[begin Input for this task]

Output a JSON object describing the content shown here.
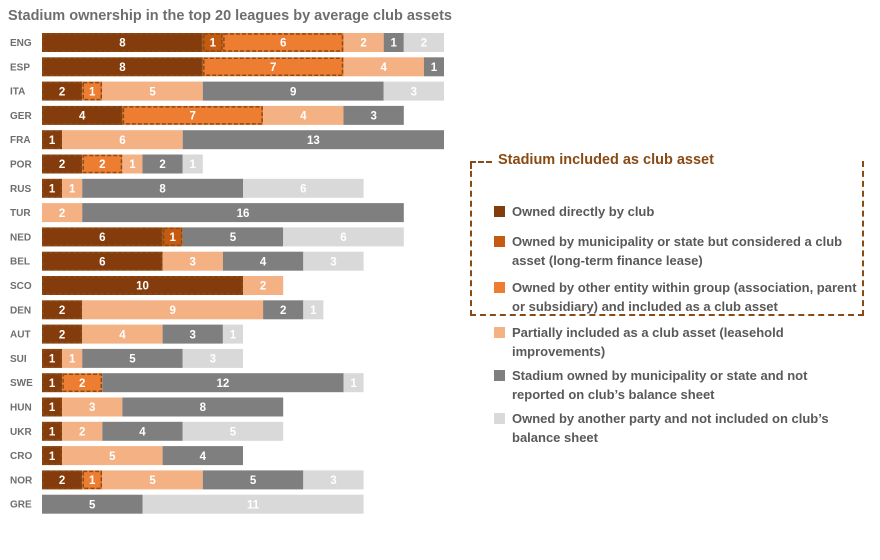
{
  "chart_data": {
    "type": "bar",
    "orientation": "horizontal",
    "stacked": true,
    "title": "Stadium ownership in the top 20 leagues by average club assets",
    "categories": [
      "ENG",
      "ESP",
      "ITA",
      "GER",
      "FRA",
      "POR",
      "RUS",
      "TUR",
      "NED",
      "BEL",
      "SCO",
      "DEN",
      "AUT",
      "SUI",
      "SWE",
      "HUN",
      "UKR",
      "CRO",
      "NOR",
      "GRE"
    ],
    "series": [
      {
        "name": "Owned directly by club",
        "color": "#843C0C",
        "values": [
          8,
          8,
          2,
          4,
          1,
          2,
          1,
          0,
          6,
          6,
          10,
          2,
          2,
          1,
          1,
          1,
          1,
          1,
          2,
          0
        ]
      },
      {
        "name": "Owned by municipality or state but considered a club asset (long-term finance lease)",
        "color": "#C55A11",
        "values": [
          1,
          0,
          0,
          0,
          0,
          0,
          0,
          0,
          1,
          0,
          0,
          0,
          0,
          0,
          0,
          0,
          0,
          0,
          0,
          0
        ]
      },
      {
        "name": "Owned by other entity within group (association, parent or subsidiary) and included as a club asset",
        "color": "#ED7D31",
        "values": [
          6,
          7,
          1,
          7,
          0,
          2,
          0,
          0,
          0,
          0,
          0,
          0,
          0,
          0,
          2,
          0,
          0,
          0,
          1,
          0
        ]
      },
      {
        "name": "Partially included as a club asset (leasehold improvements)",
        "color": "#F4B183",
        "values": [
          2,
          4,
          5,
          4,
          6,
          1,
          1,
          2,
          0,
          3,
          2,
          9,
          4,
          1,
          0,
          3,
          2,
          5,
          5,
          0
        ]
      },
      {
        "name": "Stadium owned by municipality or state and not reported on club's balance sheet",
        "color": "#7F7F7F",
        "values": [
          1,
          1,
          9,
          3,
          13,
          2,
          8,
          16,
          5,
          4,
          0,
          2,
          3,
          5,
          12,
          8,
          4,
          4,
          5,
          5
        ]
      },
      {
        "name": "Owned by another party and not included on club's balance sheet",
        "color": "#D9D9D9",
        "values": [
          2,
          0,
          3,
          0,
          0,
          1,
          6,
          0,
          6,
          3,
          0,
          1,
          1,
          3,
          1,
          0,
          5,
          0,
          3,
          11
        ]
      }
    ],
    "legend_title": "Stadium included as club asset",
    "legend": [
      "Owned directly by club",
      "Owned by municipality or state but considered a club asset (long-term finance lease)",
      "Owned by other entity within group (association, parent or subsidiary) and included as a club asset",
      "Partially included as a club asset (leasehold improvements)",
      "Stadium owned by municipality or state and not reported on club’s balance sheet",
      "Owned by another party and not included on club’s balance sheet"
    ],
    "grid": false,
    "legend_position": "right"
  }
}
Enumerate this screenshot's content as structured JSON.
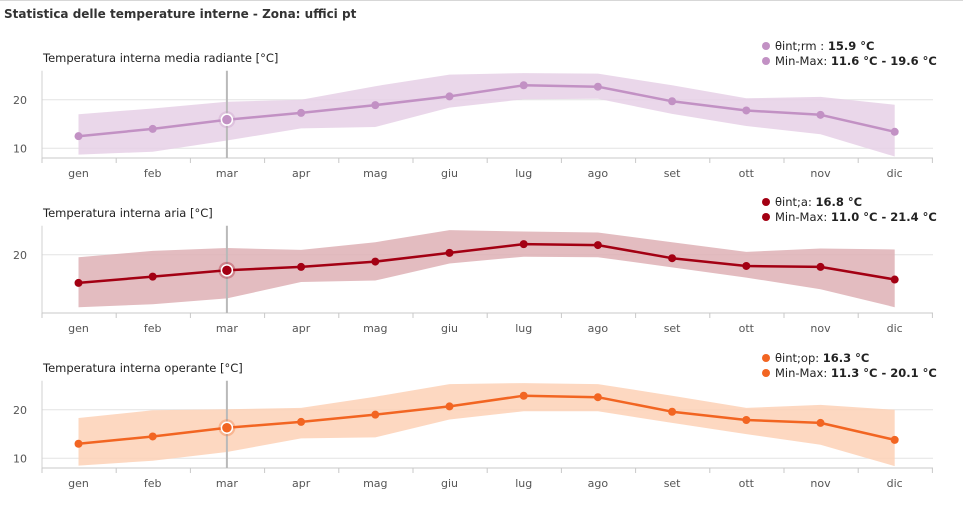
{
  "panel": {
    "title": "Statistica delle temperature interne - Zona: uffici pt"
  },
  "chart_data": [
    {
      "type": "line",
      "title": "Temperatura interna media radiante [°C]",
      "categories": [
        "gen",
        "feb",
        "mar",
        "apr",
        "mag",
        "giu",
        "lug",
        "ago",
        "set",
        "ott",
        "nov",
        "dic"
      ],
      "color": "#c291c4",
      "band_color": "#e6d0e6",
      "y_ticks": [
        10,
        20
      ],
      "ylim": [
        8,
        26
      ],
      "grid": true,
      "legend_position": "top-right",
      "highlight_index": 2,
      "series": [
        {
          "name": "θint;rm",
          "values": [
            12.5,
            14.0,
            15.9,
            17.3,
            18.9,
            20.7,
            23.0,
            22.7,
            19.7,
            17.8,
            16.9,
            13.4
          ]
        }
      ],
      "band": {
        "name": "Min-Max",
        "min": [
          8.7,
          9.3,
          11.6,
          14.1,
          14.4,
          18.4,
          20.1,
          20.2,
          17.1,
          14.6,
          12.9,
          8.3
        ],
        "max": [
          17.0,
          18.2,
          19.6,
          20.0,
          22.8,
          25.2,
          25.5,
          25.4,
          23.0,
          20.3,
          20.6,
          19.0
        ]
      },
      "legend": {
        "line_label": "θint;rm : ",
        "line_value": "15.9 °C",
        "band_label": "Min-Max: ",
        "band_value": "11.6 °C - 19.6 °C"
      }
    },
    {
      "type": "line",
      "title": "Temperatura interna aria [°C]",
      "categories": [
        "gen",
        "feb",
        "mar",
        "apr",
        "mag",
        "giu",
        "lug",
        "ago",
        "set",
        "ott",
        "nov",
        "dic"
      ],
      "color": "#a30013",
      "band_color": "#deb0b5",
      "y_ticks": [
        20
      ],
      "ylim": [
        8,
        26
      ],
      "grid": true,
      "legend_position": "top-right",
      "highlight_index": 2,
      "series": [
        {
          "name": "θint;a",
          "values": [
            14.2,
            15.5,
            16.8,
            17.5,
            18.6,
            20.4,
            22.2,
            22.0,
            19.3,
            17.7,
            17.5,
            14.9
          ]
        }
      ],
      "band": {
        "name": "Min-Max",
        "min": [
          9.2,
          9.8,
          11.0,
          14.4,
          14.7,
          18.2,
          19.6,
          19.5,
          17.4,
          15.3,
          12.9,
          9.2
        ],
        "max": [
          19.5,
          20.8,
          21.4,
          21.0,
          22.6,
          25.1,
          24.8,
          24.6,
          22.6,
          20.6,
          21.3,
          21.1
        ]
      },
      "legend": {
        "line_label": "θint;a: ",
        "line_value": "16.8 °C",
        "band_label": "Min-Max: ",
        "band_value": "11.0 °C - 21.4 °C"
      }
    },
    {
      "type": "line",
      "title": "Temperatura interna operante [°C]",
      "categories": [
        "gen",
        "feb",
        "mar",
        "apr",
        "mag",
        "giu",
        "lug",
        "ago",
        "set",
        "ott",
        "nov",
        "dic"
      ],
      "color": "#f26522",
      "band_color": "#fdd1b6",
      "y_ticks": [
        10,
        20
      ],
      "ylim": [
        8,
        26
      ],
      "grid": true,
      "legend_position": "top-right",
      "highlight_index": 2,
      "series": [
        {
          "name": "θint;op",
          "values": [
            13.0,
            14.5,
            16.3,
            17.5,
            19.0,
            20.7,
            22.9,
            22.6,
            19.6,
            17.9,
            17.3,
            13.8
          ]
        }
      ],
      "band": {
        "name": "Min-Max",
        "min": [
          8.5,
          9.5,
          11.3,
          14.1,
          14.3,
          18.0,
          19.7,
          19.7,
          17.3,
          15.0,
          12.8,
          8.4
        ],
        "max": [
          18.3,
          19.9,
          20.1,
          20.4,
          22.7,
          25.3,
          25.5,
          25.3,
          22.9,
          20.4,
          21.0,
          20.0
        ]
      },
      "legend": {
        "line_label": "θint;op: ",
        "line_value": "16.3 °C",
        "band_label": "Min-Max: ",
        "band_value": "11.3 °C - 20.1 °C"
      }
    }
  ]
}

[end Input for this task]

*Required work*.
How many lines of the listing above include the word "association"? State the number and nothing else.

*Complete output*.
2